▸ **EXERCISE DIRECTIONS**: Pictures stay out of the copy; restate everything else in the material exactly.

Dataset records on visual material:
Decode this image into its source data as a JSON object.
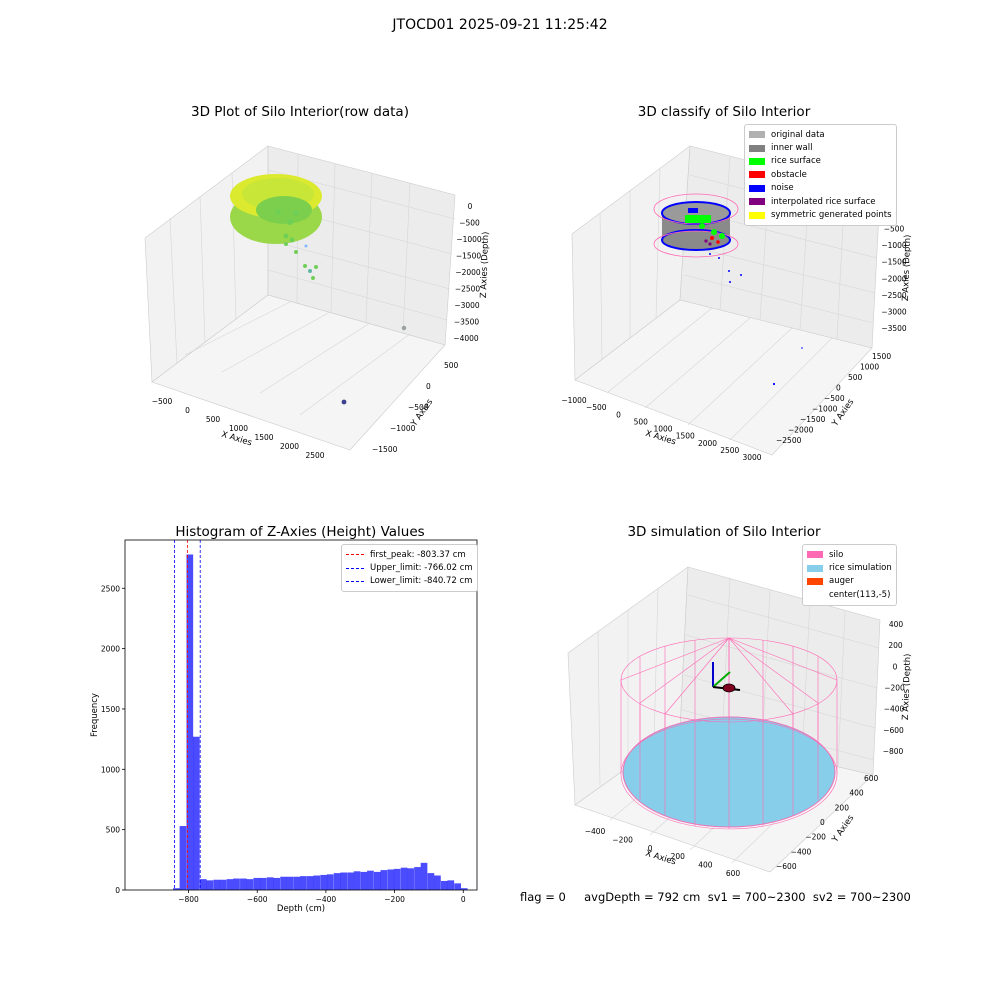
{
  "suptitle": "JTOCD01 2025-09-21 11:25:42",
  "chart_data": [
    {
      "type": "scatter",
      "title": "3D Plot of Silo Interior(row data)",
      "xlabel": "X Axies",
      "ylabel": "Y Axies",
      "zlabel": "Z Axies (Depth)",
      "x_ticks": [
        "−500",
        "0",
        "500",
        "1000",
        "1500",
        "2000",
        "2500"
      ],
      "y_ticks": [
        "500",
        "0",
        "−500",
        "−1000",
        "−1500"
      ],
      "z_ticks": [
        "0",
        "−500",
        "−1000",
        "−1500",
        "−2000",
        "−2500",
        "−3000",
        "−3500",
        "−4000"
      ],
      "colormap": [
        "#440154",
        "#31688e",
        "#35b779",
        "#fde725"
      ],
      "points_description_values": {
        "ring_depth_range": [
          -800,
          0
        ],
        "outliers_depth": [
          -1400,
          -1800,
          -3600
        ]
      }
    },
    {
      "type": "scatter",
      "title": "3D classify of Silo Interior",
      "xlabel": "X Axies",
      "ylabel": "Y Axies",
      "zlabel": "Z Axies (Depth)",
      "x_ticks": [
        "−1000",
        "−500",
        "0",
        "500",
        "1000",
        "1500",
        "2000",
        "2500",
        "3000"
      ],
      "y_ticks": [
        "1500",
        "1000",
        "500",
        "0",
        "−500",
        "−1000",
        "−1500",
        "−2000",
        "−2500"
      ],
      "z_ticks": [
        "0",
        "−500",
        "−1000",
        "−1500",
        "−2000",
        "−2500",
        "−3000",
        "−3500"
      ],
      "legend": [
        {
          "label": "original data",
          "color": "#b0b0b0"
        },
        {
          "label": "inner wall",
          "color": "#808080"
        },
        {
          "label": "rice surface",
          "color": "#00ff00"
        },
        {
          "label": "obstacle",
          "color": "#ff0000"
        },
        {
          "label": "noise",
          "color": "#0000ff"
        },
        {
          "label": "interpolated rice surface",
          "color": "#800080"
        },
        {
          "label": "symmetric generated points",
          "color": "#ffff00"
        }
      ]
    },
    {
      "type": "bar",
      "title": "Histogram of Z-Axies (Height) Values",
      "xlabel": "Depth (cm)",
      "ylabel": "Frequency",
      "xlim": [
        -985,
        40
      ],
      "ylim": [
        0,
        2900
      ],
      "x_ticks": [
        -800,
        -600,
        -400,
        -200,
        0
      ],
      "x_tick_labels": [
        "−800",
        "−600",
        "−400",
        "−200",
        "0"
      ],
      "y_ticks": [
        0,
        500,
        1000,
        1500,
        2000,
        2500
      ],
      "bar_color": "#0000ff",
      "bin_width": 19.5,
      "bins": [
        [
          -845,
          15
        ],
        [
          -826,
          530
        ],
        [
          -806,
          2780
        ],
        [
          -787,
          1270
        ],
        [
          -767,
          90
        ],
        [
          -748,
          80
        ],
        [
          -728,
          85
        ],
        [
          -709,
          85
        ],
        [
          -689,
          90
        ],
        [
          -670,
          95
        ],
        [
          -650,
          95
        ],
        [
          -631,
          90
        ],
        [
          -611,
          100
        ],
        [
          -592,
          100
        ],
        [
          -572,
          105
        ],
        [
          -553,
          100
        ],
        [
          -533,
          110
        ],
        [
          -514,
          110
        ],
        [
          -494,
          110
        ],
        [
          -475,
          115
        ],
        [
          -455,
          115
        ],
        [
          -436,
          120
        ],
        [
          -416,
          125
        ],
        [
          -397,
          130
        ],
        [
          -377,
          140
        ],
        [
          -358,
          145
        ],
        [
          -338,
          145
        ],
        [
          -319,
          155
        ],
        [
          -299,
          150
        ],
        [
          -280,
          160
        ],
        [
          -260,
          150
        ],
        [
          -241,
          165
        ],
        [
          -221,
          170
        ],
        [
          -202,
          175
        ],
        [
          -182,
          185
        ],
        [
          -163,
          180
        ],
        [
          -143,
          190
        ],
        [
          -124,
          225
        ],
        [
          -104,
          140
        ],
        [
          -85,
          120
        ],
        [
          -65,
          75
        ],
        [
          -46,
          80
        ],
        [
          -26,
          55
        ],
        [
          -7,
          15
        ]
      ],
      "lines": [
        {
          "label": "first_peak: -803.37 cm",
          "x": -803.37,
          "color": "#ff0000"
        },
        {
          "label": "Upper_limit: -766.02 cm",
          "x": -766.02,
          "color": "#0000ff"
        },
        {
          "label": "Lower_limit: -840.72 cm",
          "x": -840.72,
          "color": "#0000ff"
        }
      ]
    },
    {
      "type": "surface",
      "title": "3D simulation of Silo Interior",
      "xlabel": "X Axies",
      "ylabel": "Y Axies",
      "zlabel": "Z Axies (Depth)",
      "x_ticks": [
        "−400",
        "−200",
        "0",
        "200",
        "400",
        "600"
      ],
      "y_ticks": [
        "600",
        "400",
        "200",
        "0",
        "−200",
        "−400",
        "−600"
      ],
      "z_ticks": [
        "400",
        "200",
        "0",
        "−200",
        "−400",
        "−600",
        "−800"
      ],
      "legend": [
        {
          "label": "silo",
          "color": "#ff69b4"
        },
        {
          "label": "rice simulation",
          "color": "#87ceeb"
        },
        {
          "label": "auger",
          "color": "#ff4500"
        },
        {
          "label": "center(113,-5)",
          "color": "#ffffff"
        }
      ]
    }
  ],
  "bottom_text": "flag = 0     avgDepth = 792 cm  sv1 = 700~2300  sv2 = 700~2300"
}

▸ **RESULT**:
Decode this image into its source data as a JSON object.
{
  "suptitle": "JTOCD01 2025-09-21 11:25:42",
  "chart_data": [
    {
      "type": "scatter",
      "title": "3D Plot of Silo Interior(row data)",
      "xlabel": "X Axies",
      "ylabel": "Y Axies",
      "zlabel": "Z Axies (Depth)",
      "x_ticks": [
        "−500",
        "0",
        "500",
        "1000",
        "1500",
        "2000",
        "2500"
      ],
      "y_ticks": [
        "500",
        "0",
        "−500",
        "−1000",
        "−1500"
      ],
      "z_ticks": [
        "0",
        "−500",
        "−1000",
        "−1500",
        "−2000",
        "−2500",
        "−3000",
        "−3500",
        "−4000"
      ],
      "colormap": [
        "#440154",
        "#31688e",
        "#35b779",
        "#fde725"
      ],
      "points_description_values": {
        "ring_depth_range": [
          -800,
          0
        ],
        "outliers_depth": [
          -1400,
          -1800,
          -3600
        ]
      }
    },
    {
      "type": "scatter",
      "title": "3D classify of Silo Interior",
      "xlabel": "X Axies",
      "ylabel": "Y Axies",
      "zlabel": "Z Axies (Depth)",
      "x_ticks": [
        "−1000",
        "−500",
        "0",
        "500",
        "1000",
        "1500",
        "2000",
        "2500",
        "3000"
      ],
      "y_ticks": [
        "1500",
        "1000",
        "500",
        "0",
        "−500",
        "−1000",
        "−1500",
        "−2000",
        "−2500"
      ],
      "z_ticks": [
        "0",
        "−500",
        "−1000",
        "−1500",
        "−2000",
        "−2500",
        "−3000",
        "−3500"
      ],
      "legend": [
        {
          "label": "original data",
          "color": "#b0b0b0"
        },
        {
          "label": "inner wall",
          "color": "#808080"
        },
        {
          "label": "rice surface",
          "color": "#00ff00"
        },
        {
          "label": "obstacle",
          "color": "#ff0000"
        },
        {
          "label": "noise",
          "color": "#0000ff"
        },
        {
          "label": "interpolated rice surface",
          "color": "#800080"
        },
        {
          "label": "symmetric generated points",
          "color": "#ffff00"
        }
      ]
    },
    {
      "type": "bar",
      "title": "Histogram of Z-Axies (Height) Values",
      "xlabel": "Depth (cm)",
      "ylabel": "Frequency",
      "xlim": [
        -985,
        40
      ],
      "ylim": [
        0,
        2900
      ],
      "x_ticks": [
        -800,
        -600,
        -400,
        -200,
        0
      ],
      "x_tick_labels": [
        "−800",
        "−600",
        "−400",
        "−200",
        "0"
      ],
      "y_ticks": [
        0,
        500,
        1000,
        1500,
        2000,
        2500
      ],
      "bar_color": "#0000ff",
      "bin_width": 19.5,
      "bins": [
        [
          -845,
          15
        ],
        [
          -826,
          530
        ],
        [
          -806,
          2780
        ],
        [
          -787,
          1270
        ],
        [
          -767,
          90
        ],
        [
          -748,
          80
        ],
        [
          -728,
          85
        ],
        [
          -709,
          85
        ],
        [
          -689,
          90
        ],
        [
          -670,
          95
        ],
        [
          -650,
          95
        ],
        [
          -631,
          90
        ],
        [
          -611,
          100
        ],
        [
          -592,
          100
        ],
        [
          -572,
          105
        ],
        [
          -553,
          100
        ],
        [
          -533,
          110
        ],
        [
          -514,
          110
        ],
        [
          -494,
          110
        ],
        [
          -475,
          115
        ],
        [
          -455,
          115
        ],
        [
          -436,
          120
        ],
        [
          -416,
          125
        ],
        [
          -397,
          130
        ],
        [
          -377,
          140
        ],
        [
          -358,
          145
        ],
        [
          -338,
          145
        ],
        [
          -319,
          155
        ],
        [
          -299,
          150
        ],
        [
          -280,
          160
        ],
        [
          -260,
          150
        ],
        [
          -241,
          165
        ],
        [
          -221,
          170
        ],
        [
          -202,
          175
        ],
        [
          -182,
          185
        ],
        [
          -163,
          180
        ],
        [
          -143,
          190
        ],
        [
          -124,
          225
        ],
        [
          -104,
          140
        ],
        [
          -85,
          120
        ],
        [
          -65,
          75
        ],
        [
          -46,
          80
        ],
        [
          -26,
          55
        ],
        [
          -7,
          15
        ]
      ],
      "lines": [
        {
          "label": "first_peak: -803.37 cm",
          "x": -803.37,
          "color": "#ff0000"
        },
        {
          "label": "Upper_limit: -766.02 cm",
          "x": -766.02,
          "color": "#0000ff"
        },
        {
          "label": "Lower_limit: -840.72 cm",
          "x": -840.72,
          "color": "#0000ff"
        }
      ]
    },
    {
      "type": "surface",
      "title": "3D simulation of Silo Interior",
      "xlabel": "X Axies",
      "ylabel": "Y Axies",
      "zlabel": "Z Axies (Depth)",
      "x_ticks": [
        "−400",
        "−200",
        "0",
        "200",
        "400",
        "600"
      ],
      "y_ticks": [
        "600",
        "400",
        "200",
        "0",
        "−200",
        "−400",
        "−600"
      ],
      "z_ticks": [
        "400",
        "200",
        "0",
        "−200",
        "−400",
        "−600",
        "−800"
      ],
      "legend": [
        {
          "label": "silo",
          "color": "#ff69b4"
        },
        {
          "label": "rice simulation",
          "color": "#87ceeb"
        },
        {
          "label": "auger",
          "color": "#ff4500"
        },
        {
          "label": "center(113,-5)",
          "color": "#ffffff"
        }
      ]
    }
  ],
  "bottom_text": "flag = 0     avgDepth = 792 cm  sv1 = 700~2300  sv2 = 700~2300"
}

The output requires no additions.